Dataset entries
— Start —

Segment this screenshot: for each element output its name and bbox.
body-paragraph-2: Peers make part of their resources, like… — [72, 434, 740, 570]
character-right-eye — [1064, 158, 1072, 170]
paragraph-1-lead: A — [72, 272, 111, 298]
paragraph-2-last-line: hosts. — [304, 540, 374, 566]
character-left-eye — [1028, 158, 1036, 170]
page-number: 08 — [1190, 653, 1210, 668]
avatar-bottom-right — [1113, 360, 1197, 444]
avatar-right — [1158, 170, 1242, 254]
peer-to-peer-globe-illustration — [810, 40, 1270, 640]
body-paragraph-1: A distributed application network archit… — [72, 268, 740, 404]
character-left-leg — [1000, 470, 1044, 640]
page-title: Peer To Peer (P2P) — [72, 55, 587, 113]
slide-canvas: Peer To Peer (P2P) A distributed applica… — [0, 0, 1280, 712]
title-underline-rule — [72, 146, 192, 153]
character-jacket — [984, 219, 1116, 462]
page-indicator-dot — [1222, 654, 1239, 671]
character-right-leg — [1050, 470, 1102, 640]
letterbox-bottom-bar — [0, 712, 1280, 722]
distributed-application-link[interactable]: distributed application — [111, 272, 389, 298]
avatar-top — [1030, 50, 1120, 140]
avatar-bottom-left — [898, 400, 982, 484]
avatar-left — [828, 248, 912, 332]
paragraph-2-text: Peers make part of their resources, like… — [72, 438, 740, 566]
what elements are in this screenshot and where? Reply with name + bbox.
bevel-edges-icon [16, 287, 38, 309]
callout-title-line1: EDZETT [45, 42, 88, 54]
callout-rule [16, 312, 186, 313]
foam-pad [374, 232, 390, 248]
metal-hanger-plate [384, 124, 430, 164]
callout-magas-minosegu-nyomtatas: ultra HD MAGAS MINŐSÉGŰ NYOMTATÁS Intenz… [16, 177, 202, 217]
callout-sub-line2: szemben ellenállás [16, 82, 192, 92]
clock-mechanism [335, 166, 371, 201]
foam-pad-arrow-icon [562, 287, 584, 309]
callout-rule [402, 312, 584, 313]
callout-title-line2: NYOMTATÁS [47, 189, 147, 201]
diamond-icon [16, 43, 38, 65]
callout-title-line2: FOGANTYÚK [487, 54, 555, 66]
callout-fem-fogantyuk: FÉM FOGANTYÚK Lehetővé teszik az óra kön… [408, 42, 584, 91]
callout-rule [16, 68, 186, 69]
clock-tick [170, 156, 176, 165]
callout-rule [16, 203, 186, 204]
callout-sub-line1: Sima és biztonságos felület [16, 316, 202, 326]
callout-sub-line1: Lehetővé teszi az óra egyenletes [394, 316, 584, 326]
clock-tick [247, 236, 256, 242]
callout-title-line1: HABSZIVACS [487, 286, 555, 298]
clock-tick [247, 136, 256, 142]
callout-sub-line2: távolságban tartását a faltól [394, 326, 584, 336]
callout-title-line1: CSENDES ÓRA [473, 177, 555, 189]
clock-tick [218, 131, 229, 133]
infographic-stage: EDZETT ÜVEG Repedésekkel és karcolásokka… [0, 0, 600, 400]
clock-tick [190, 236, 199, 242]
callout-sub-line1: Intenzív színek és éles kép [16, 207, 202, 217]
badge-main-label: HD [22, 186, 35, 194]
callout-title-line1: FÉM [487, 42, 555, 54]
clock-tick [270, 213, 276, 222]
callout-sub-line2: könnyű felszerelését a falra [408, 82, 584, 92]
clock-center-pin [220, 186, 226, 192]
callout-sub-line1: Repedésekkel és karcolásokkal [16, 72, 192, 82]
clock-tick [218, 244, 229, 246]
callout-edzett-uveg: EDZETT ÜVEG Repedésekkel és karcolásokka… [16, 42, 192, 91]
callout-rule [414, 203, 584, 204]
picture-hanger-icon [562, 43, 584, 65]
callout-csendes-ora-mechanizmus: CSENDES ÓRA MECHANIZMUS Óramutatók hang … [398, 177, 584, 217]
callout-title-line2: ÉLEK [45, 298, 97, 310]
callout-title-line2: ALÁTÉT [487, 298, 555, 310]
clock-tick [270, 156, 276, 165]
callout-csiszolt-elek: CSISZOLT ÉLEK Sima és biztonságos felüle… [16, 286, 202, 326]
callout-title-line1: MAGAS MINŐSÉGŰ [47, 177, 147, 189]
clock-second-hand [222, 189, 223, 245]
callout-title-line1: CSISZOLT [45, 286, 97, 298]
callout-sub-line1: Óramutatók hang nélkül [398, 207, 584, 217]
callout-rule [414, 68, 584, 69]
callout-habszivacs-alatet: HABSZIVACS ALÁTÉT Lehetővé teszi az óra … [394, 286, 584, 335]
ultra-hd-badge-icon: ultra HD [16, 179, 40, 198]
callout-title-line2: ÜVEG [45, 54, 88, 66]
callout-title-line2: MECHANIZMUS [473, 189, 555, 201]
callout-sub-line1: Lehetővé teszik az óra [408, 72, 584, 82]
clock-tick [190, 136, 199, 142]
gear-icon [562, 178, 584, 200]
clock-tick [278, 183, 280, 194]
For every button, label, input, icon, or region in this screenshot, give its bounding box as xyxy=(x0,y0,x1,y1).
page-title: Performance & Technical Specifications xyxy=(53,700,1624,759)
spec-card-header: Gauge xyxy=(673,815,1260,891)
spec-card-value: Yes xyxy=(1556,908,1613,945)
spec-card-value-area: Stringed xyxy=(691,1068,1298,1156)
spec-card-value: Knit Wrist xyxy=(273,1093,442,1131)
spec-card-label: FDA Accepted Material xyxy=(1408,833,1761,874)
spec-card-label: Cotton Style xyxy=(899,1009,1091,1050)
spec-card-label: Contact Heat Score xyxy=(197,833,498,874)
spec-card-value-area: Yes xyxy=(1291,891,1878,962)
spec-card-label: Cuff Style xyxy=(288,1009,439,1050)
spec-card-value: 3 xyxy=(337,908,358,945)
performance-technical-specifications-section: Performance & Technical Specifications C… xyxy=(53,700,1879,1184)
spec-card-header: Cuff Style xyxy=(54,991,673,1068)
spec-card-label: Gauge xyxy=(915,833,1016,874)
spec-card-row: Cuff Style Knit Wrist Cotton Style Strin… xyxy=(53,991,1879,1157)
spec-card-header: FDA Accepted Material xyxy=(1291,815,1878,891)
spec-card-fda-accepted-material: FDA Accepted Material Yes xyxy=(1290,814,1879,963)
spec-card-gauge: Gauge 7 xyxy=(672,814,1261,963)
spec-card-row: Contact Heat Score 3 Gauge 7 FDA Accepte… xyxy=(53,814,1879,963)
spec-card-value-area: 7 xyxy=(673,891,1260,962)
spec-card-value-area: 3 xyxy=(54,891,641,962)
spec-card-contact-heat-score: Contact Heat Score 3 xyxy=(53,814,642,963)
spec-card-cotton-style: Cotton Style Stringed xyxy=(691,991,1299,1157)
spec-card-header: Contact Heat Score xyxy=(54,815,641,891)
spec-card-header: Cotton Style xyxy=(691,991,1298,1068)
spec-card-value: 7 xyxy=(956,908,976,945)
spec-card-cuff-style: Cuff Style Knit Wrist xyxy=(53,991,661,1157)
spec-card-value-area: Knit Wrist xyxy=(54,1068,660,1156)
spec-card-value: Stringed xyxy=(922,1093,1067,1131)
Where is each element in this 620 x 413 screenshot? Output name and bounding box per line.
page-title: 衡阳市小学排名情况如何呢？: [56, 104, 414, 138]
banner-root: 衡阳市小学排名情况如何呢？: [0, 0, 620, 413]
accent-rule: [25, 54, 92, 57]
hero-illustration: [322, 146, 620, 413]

— End —

* [Written problem]:
Output every line of the dataset entries above exactly as it appears.

* [Output of the task]:
Segment this screenshot: for each element output its name and bbox.
body-paragraph-2: Peers make part of their resources, like… — [72, 434, 740, 570]
character-right-eye — [1064, 158, 1072, 170]
paragraph-1-lead: A — [72, 272, 111, 298]
paragraph-2-last-line: hosts. — [304, 540, 374, 566]
character-left-eye — [1028, 158, 1036, 170]
page-number: 08 — [1190, 653, 1210, 668]
avatar-bottom-right — [1113, 360, 1197, 444]
avatar-right — [1158, 170, 1242, 254]
peer-to-peer-globe-illustration — [810, 40, 1270, 640]
body-paragraph-1: A distributed application network archit… — [72, 268, 740, 404]
character-left-leg — [1000, 470, 1044, 640]
page-title: Peer To Peer (P2P) — [72, 55, 587, 113]
slide-canvas: Peer To Peer (P2P) A distributed applica… — [0, 0, 1280, 712]
title-underline-rule — [72, 146, 192, 153]
character-jacket — [984, 219, 1116, 462]
page-indicator-dot — [1222, 654, 1239, 671]
character-right-leg — [1050, 470, 1102, 640]
letterbox-bottom-bar — [0, 712, 1280, 722]
distributed-application-link[interactable]: distributed application — [111, 272, 389, 298]
avatar-top — [1030, 50, 1120, 140]
avatar-bottom-left — [898, 400, 982, 484]
avatar-left — [828, 248, 912, 332]
paragraph-2-text: Peers make part of their resources, like… — [72, 438, 740, 566]
what elements are in this screenshot and where? Reply with name + bbox.
bevel-edges-icon [16, 287, 38, 309]
callout-title-line1: EDZETT [45, 42, 88, 54]
callout-rule [16, 312, 186, 313]
foam-pad [374, 232, 390, 248]
metal-hanger-plate [384, 124, 430, 164]
callout-magas-minosegu-nyomtatas: ultra HD MAGAS MINŐSÉGŰ NYOMTATÁS Intenz… [16, 177, 202, 217]
callout-sub-line2: szemben ellenállás [16, 82, 192, 92]
clock-mechanism [335, 166, 371, 201]
foam-pad-arrow-icon [562, 287, 584, 309]
callout-rule [402, 312, 584, 313]
callout-title-line2: NYOMTATÁS [47, 189, 147, 201]
diamond-icon [16, 43, 38, 65]
callout-title-line2: FOGANTYÚK [487, 54, 555, 66]
callout-fem-fogantyuk: FÉM FOGANTYÚK Lehetővé teszik az óra kön… [408, 42, 584, 91]
callout-rule [16, 68, 186, 69]
clock-tick [170, 156, 176, 165]
callout-rule [16, 203, 186, 204]
callout-sub-line1: Sima és biztonságos felület [16, 316, 202, 326]
callout-sub-line1: Lehetővé teszi az óra egyenletes [394, 316, 584, 326]
clock-tick [247, 236, 256, 242]
callout-title-line1: HABSZIVACS [487, 286, 555, 298]
clock-tick [247, 136, 256, 142]
callout-sub-line2: távolságban tartását a faltól [394, 326, 584, 336]
callout-title-line1: CSENDES ÓRA [473, 177, 555, 189]
clock-tick [218, 131, 229, 133]
infographic-stage: EDZETT ÜVEG Repedésekkel és karcolásokka… [0, 0, 600, 400]
clock-tick [190, 236, 199, 242]
callout-sub-line1: Intenzív színek és éles kép [16, 207, 202, 217]
badge-main-label: HD [22, 186, 35, 194]
callout-title-line1: FÉM [487, 42, 555, 54]
clock-tick [270, 213, 276, 222]
callout-sub-line2: könnyű felszerelését a falra [408, 82, 584, 92]
clock-center-pin [220, 186, 226, 192]
callout-sub-line1: Repedésekkel és karcolásokkal [16, 72, 192, 82]
clock-tick [218, 244, 229, 246]
callout-edzett-uveg: EDZETT ÜVEG Repedésekkel és karcolásokka… [16, 42, 192, 91]
callout-rule [414, 203, 584, 204]
picture-hanger-icon [562, 43, 584, 65]
callout-csendes-ora-mechanizmus: CSENDES ÓRA MECHANIZMUS Óramutatók hang … [398, 177, 584, 217]
callout-title-line2: ÉLEK [45, 298, 97, 310]
callout-title-line2: ALÁTÉT [487, 298, 555, 310]
clock-tick [270, 156, 276, 165]
callout-csiszolt-elek: CSISZOLT ÉLEK Sima és biztonságos felüle… [16, 286, 202, 326]
callout-title-line1: MAGAS MINŐSÉGŰ [47, 177, 147, 189]
clock-second-hand [222, 189, 223, 245]
callout-title-line1: CSISZOLT [45, 286, 97, 298]
callout-sub-line1: Óramutatók hang nélkül [398, 207, 584, 217]
callout-rule [414, 68, 584, 69]
callout-habszivacs-alatet: HABSZIVACS ALÁTÉT Lehetővé teszi az óra … [394, 286, 584, 335]
ultra-hd-badge-icon: ultra HD [16, 179, 40, 198]
callout-title-line2: ÜVEG [45, 54, 88, 66]
callout-title-line2: MECHANIZMUS [473, 189, 555, 201]
callout-sub-line1: Lehetővé teszik az óra [408, 72, 584, 82]
clock-tick [190, 136, 199, 142]
gear-icon [562, 178, 584, 200]
clock-tick [278, 183, 280, 194]
For every button, label, input, icon, or region in this screenshot, give its bounding box as xyxy=(x0,y0,x1,y1).
page-title: Performance & Technical Specifications xyxy=(53,700,1624,759)
spec-card-header: Gauge xyxy=(673,815,1260,891)
spec-card-value: Yes xyxy=(1556,908,1613,945)
spec-card-value-area: Stringed xyxy=(691,1068,1298,1156)
spec-card-value: Knit Wrist xyxy=(273,1093,442,1131)
spec-card-label: FDA Accepted Material xyxy=(1408,833,1761,874)
spec-card-label: Cotton Style xyxy=(899,1009,1091,1050)
spec-card-label: Contact Heat Score xyxy=(197,833,498,874)
spec-card-value-area: Yes xyxy=(1291,891,1878,962)
spec-card-label: Cuff Style xyxy=(288,1009,439,1050)
spec-card-value: 3 xyxy=(337,908,358,945)
performance-technical-specifications-section: Performance & Technical Specifications C… xyxy=(53,700,1879,1184)
spec-card-header: Cuff Style xyxy=(54,991,673,1068)
spec-card-label: Gauge xyxy=(915,833,1016,874)
spec-card-row: Cuff Style Knit Wrist Cotton Style Strin… xyxy=(53,991,1879,1157)
spec-card-header: FDA Accepted Material xyxy=(1291,815,1878,891)
spec-card-fda-accepted-material: FDA Accepted Material Yes xyxy=(1290,814,1879,963)
spec-card-gauge: Gauge 7 xyxy=(672,814,1261,963)
spec-card-row: Contact Heat Score 3 Gauge 7 FDA Accepte… xyxy=(53,814,1879,963)
spec-card-value-area: 7 xyxy=(673,891,1260,962)
spec-card-value-area: 3 xyxy=(54,891,641,962)
spec-card-contact-heat-score: Contact Heat Score 3 xyxy=(53,814,642,963)
spec-card-cotton-style: Cotton Style Stringed xyxy=(691,991,1299,1157)
spec-card-header: Contact Heat Score xyxy=(54,815,641,891)
spec-card-header: Cotton Style xyxy=(691,991,1298,1068)
spec-card-value: 7 xyxy=(956,908,976,945)
spec-card-cuff-style: Cuff Style Knit Wrist xyxy=(53,991,661,1157)
spec-card-value-area: Knit Wrist xyxy=(54,1068,660,1156)
spec-card-value: Stringed xyxy=(922,1093,1067,1131)
Where is each element in this 620 x 413 screenshot? Output name and bounding box per line.
page-title: 衡阳市小学排名情况如何呢？: [56, 104, 414, 138]
banner-root: 衡阳市小学排名情况如何呢？: [0, 0, 620, 413]
accent-rule: [25, 54, 92, 57]
hero-illustration: [322, 146, 620, 413]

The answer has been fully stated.